> DATA SHOWN:
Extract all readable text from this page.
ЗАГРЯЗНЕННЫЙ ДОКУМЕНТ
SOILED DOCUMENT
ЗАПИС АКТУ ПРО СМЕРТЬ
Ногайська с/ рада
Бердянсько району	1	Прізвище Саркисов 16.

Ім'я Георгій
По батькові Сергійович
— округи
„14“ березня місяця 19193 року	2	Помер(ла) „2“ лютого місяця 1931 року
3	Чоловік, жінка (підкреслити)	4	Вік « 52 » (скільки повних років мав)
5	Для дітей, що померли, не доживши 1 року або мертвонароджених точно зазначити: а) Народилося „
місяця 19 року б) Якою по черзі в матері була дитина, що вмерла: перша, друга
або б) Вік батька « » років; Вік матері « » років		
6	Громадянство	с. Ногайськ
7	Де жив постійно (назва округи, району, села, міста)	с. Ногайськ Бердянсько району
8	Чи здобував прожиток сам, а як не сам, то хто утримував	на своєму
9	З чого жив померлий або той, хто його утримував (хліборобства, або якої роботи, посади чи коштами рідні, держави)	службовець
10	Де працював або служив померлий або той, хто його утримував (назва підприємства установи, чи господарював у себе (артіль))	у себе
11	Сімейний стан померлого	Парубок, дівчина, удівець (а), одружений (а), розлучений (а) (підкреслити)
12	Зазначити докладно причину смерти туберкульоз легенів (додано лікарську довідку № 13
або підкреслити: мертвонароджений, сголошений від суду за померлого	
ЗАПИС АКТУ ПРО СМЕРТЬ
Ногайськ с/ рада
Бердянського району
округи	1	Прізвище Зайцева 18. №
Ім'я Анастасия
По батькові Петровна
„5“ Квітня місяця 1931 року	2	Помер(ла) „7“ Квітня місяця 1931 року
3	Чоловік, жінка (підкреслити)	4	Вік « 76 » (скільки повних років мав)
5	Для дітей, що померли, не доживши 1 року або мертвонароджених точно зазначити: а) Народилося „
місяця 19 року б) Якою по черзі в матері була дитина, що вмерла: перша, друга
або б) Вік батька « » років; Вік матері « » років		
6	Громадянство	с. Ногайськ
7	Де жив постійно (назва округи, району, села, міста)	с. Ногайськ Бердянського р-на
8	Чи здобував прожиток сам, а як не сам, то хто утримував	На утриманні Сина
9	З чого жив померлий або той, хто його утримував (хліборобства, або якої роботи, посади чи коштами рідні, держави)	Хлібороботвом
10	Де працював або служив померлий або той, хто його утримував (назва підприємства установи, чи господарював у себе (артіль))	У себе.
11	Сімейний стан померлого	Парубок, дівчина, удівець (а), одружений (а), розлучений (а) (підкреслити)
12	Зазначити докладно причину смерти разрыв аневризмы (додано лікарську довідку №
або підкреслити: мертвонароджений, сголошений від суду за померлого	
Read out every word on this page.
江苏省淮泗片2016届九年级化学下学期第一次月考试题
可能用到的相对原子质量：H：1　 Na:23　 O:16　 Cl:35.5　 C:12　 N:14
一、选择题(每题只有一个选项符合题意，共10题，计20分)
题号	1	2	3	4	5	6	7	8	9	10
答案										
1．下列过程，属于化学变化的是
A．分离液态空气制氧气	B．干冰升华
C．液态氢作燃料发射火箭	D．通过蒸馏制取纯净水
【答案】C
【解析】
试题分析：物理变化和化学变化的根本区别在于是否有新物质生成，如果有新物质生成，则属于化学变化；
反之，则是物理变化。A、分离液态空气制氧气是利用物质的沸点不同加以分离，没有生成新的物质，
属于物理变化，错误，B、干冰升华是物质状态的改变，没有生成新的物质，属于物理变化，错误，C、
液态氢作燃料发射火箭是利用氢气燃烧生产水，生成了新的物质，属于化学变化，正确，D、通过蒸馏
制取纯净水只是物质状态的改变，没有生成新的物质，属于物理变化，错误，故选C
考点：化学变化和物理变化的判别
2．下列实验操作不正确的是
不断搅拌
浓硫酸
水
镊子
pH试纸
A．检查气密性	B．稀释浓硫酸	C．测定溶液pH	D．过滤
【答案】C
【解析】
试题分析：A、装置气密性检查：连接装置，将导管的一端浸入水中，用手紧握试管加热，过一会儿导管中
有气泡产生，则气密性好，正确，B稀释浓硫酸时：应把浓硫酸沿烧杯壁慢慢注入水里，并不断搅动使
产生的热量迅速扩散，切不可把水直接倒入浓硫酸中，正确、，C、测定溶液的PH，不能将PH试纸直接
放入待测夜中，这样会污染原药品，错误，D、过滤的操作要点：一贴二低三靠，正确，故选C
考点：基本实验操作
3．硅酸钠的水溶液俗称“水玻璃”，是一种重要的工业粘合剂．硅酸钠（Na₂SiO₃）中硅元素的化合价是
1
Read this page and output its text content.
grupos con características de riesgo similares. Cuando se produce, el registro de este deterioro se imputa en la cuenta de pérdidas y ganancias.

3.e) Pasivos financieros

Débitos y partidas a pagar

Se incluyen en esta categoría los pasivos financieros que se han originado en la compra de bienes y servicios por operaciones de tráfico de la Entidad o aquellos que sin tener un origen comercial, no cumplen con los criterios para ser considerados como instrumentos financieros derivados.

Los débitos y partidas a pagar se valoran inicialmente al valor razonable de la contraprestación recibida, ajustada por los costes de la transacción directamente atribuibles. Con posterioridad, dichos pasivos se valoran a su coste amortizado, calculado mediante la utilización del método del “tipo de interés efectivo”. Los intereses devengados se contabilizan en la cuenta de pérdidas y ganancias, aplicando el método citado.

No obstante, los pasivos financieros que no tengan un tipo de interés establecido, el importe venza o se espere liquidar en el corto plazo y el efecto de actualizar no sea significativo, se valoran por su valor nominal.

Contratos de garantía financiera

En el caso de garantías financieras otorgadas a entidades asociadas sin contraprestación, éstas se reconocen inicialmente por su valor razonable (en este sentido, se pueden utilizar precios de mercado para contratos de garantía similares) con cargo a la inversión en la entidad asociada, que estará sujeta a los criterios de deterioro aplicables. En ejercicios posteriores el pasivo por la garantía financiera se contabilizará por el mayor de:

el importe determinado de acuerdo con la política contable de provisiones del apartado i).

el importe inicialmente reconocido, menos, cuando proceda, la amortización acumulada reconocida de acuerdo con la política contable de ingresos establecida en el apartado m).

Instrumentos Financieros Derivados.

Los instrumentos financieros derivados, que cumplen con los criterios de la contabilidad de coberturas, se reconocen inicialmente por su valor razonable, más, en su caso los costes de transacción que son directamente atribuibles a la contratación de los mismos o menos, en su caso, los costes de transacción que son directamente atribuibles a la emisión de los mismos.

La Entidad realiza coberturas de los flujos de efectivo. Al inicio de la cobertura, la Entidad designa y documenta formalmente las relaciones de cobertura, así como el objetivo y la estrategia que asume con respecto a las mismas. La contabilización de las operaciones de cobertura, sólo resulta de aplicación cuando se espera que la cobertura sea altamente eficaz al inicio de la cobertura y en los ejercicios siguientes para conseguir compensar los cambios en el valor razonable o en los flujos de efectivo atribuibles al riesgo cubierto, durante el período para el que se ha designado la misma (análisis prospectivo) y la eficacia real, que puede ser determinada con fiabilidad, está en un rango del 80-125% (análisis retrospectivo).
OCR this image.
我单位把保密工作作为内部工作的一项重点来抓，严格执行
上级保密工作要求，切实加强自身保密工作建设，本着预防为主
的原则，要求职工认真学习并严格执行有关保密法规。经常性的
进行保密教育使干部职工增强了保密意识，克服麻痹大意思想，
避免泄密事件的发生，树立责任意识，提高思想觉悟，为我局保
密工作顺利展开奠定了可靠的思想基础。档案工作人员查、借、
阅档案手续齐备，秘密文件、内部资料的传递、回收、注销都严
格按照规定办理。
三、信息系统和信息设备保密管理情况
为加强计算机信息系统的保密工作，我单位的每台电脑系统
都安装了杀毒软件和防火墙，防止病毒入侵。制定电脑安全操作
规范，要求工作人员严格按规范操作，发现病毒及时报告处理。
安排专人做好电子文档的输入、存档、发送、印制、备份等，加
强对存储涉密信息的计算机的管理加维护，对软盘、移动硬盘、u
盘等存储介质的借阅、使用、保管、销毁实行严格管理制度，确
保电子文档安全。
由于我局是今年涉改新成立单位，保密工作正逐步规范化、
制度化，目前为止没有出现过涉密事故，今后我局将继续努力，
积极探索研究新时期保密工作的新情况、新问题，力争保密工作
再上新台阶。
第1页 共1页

> YOUR TASK:
Pull out each line of the records holding the string "причину".

> WRITTEN SOLUTION:
12	Зазначити докладно причину смерти туберкульоз легенів (додано лікарську довідку № 13
12	Зазначити докладно причину смерти разрыв аневризмы (додано лікарську довідку №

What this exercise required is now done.